>> start GIVEN RECORDS
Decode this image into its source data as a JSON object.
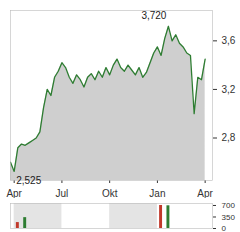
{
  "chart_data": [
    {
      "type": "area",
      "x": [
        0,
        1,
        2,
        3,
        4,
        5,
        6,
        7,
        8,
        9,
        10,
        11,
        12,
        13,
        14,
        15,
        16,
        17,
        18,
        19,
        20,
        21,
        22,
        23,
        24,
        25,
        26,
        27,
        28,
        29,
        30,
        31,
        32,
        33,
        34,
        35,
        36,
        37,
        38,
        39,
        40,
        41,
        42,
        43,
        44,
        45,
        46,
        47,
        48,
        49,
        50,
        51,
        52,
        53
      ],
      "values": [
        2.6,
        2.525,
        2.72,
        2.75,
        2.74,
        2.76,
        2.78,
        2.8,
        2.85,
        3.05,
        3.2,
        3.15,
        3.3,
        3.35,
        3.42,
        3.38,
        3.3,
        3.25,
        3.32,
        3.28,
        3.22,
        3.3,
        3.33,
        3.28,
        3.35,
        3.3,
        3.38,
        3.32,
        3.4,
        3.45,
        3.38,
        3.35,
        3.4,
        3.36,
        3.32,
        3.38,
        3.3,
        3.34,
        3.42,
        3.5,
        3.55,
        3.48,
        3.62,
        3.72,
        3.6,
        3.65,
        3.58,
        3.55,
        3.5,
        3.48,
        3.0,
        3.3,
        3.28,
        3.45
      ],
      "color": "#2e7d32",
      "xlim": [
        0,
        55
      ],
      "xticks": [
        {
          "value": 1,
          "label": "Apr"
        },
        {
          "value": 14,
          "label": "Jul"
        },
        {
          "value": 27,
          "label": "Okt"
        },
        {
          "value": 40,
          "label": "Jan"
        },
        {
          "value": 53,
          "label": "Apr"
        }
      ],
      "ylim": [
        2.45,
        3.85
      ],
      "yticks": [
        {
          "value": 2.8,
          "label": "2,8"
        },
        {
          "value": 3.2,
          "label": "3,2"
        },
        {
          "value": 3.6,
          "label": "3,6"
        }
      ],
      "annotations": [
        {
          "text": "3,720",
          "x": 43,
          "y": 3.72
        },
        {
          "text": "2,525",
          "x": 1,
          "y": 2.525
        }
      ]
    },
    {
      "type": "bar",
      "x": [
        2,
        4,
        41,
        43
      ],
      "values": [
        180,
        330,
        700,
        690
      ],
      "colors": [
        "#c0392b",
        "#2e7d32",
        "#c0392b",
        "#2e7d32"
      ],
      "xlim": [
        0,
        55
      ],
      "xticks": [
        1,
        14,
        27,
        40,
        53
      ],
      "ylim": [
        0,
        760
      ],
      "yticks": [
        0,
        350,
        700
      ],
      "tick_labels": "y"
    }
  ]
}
>> end GIVEN RECORDS
REQUIRED TASK: Repeat all the data as it stands, dropping any images it holds.

TASK ANSWER:
Decode this image into its source data as a JSON object.
{
  "chart_data": [
    {
      "type": "area",
      "x": [
        0,
        1,
        2,
        3,
        4,
        5,
        6,
        7,
        8,
        9,
        10,
        11,
        12,
        13,
        14,
        15,
        16,
        17,
        18,
        19,
        20,
        21,
        22,
        23,
        24,
        25,
        26,
        27,
        28,
        29,
        30,
        31,
        32,
        33,
        34,
        35,
        36,
        37,
        38,
        39,
        40,
        41,
        42,
        43,
        44,
        45,
        46,
        47,
        48,
        49,
        50,
        51,
        52,
        53
      ],
      "values": [
        2.6,
        2.525,
        2.72,
        2.75,
        2.74,
        2.76,
        2.78,
        2.8,
        2.85,
        3.05,
        3.2,
        3.15,
        3.3,
        3.35,
        3.42,
        3.38,
        3.3,
        3.25,
        3.32,
        3.28,
        3.22,
        3.3,
        3.33,
        3.28,
        3.35,
        3.3,
        3.38,
        3.32,
        3.4,
        3.45,
        3.38,
        3.35,
        3.4,
        3.36,
        3.32,
        3.38,
        3.3,
        3.34,
        3.42,
        3.5,
        3.55,
        3.48,
        3.62,
        3.72,
        3.6,
        3.65,
        3.58,
        3.55,
        3.5,
        3.48,
        3.0,
        3.3,
        3.28,
        3.45
      ],
      "color": "#2e7d32",
      "xlim": [
        0,
        55
      ],
      "xticks": [
        {
          "value": 1,
          "label": "Apr"
        },
        {
          "value": 14,
          "label": "Jul"
        },
        {
          "value": 27,
          "label": "Okt"
        },
        {
          "value": 40,
          "label": "Jan"
        },
        {
          "value": 53,
          "label": "Apr"
        }
      ],
      "ylim": [
        2.45,
        3.85
      ],
      "yticks": [
        {
          "value": 2.8,
          "label": "2,8"
        },
        {
          "value": 3.2,
          "label": "3,2"
        },
        {
          "value": 3.6,
          "label": "3,6"
        }
      ],
      "annotations": [
        {
          "text": "3,720",
          "x": 43,
          "y": 3.72
        },
        {
          "text": "2,525",
          "x": 1,
          "y": 2.525
        }
      ]
    },
    {
      "type": "bar",
      "x": [
        2,
        4,
        41,
        43
      ],
      "values": [
        180,
        330,
        700,
        690
      ],
      "colors": [
        "#c0392b",
        "#2e7d32",
        "#c0392b",
        "#2e7d32"
      ],
      "xlim": [
        0,
        55
      ],
      "xticks": [
        1,
        14,
        27,
        40,
        53
      ],
      "ylim": [
        0,
        760
      ],
      "yticks": [
        0,
        350,
        700
      ],
      "tick_labels": "y"
    }
  ]
}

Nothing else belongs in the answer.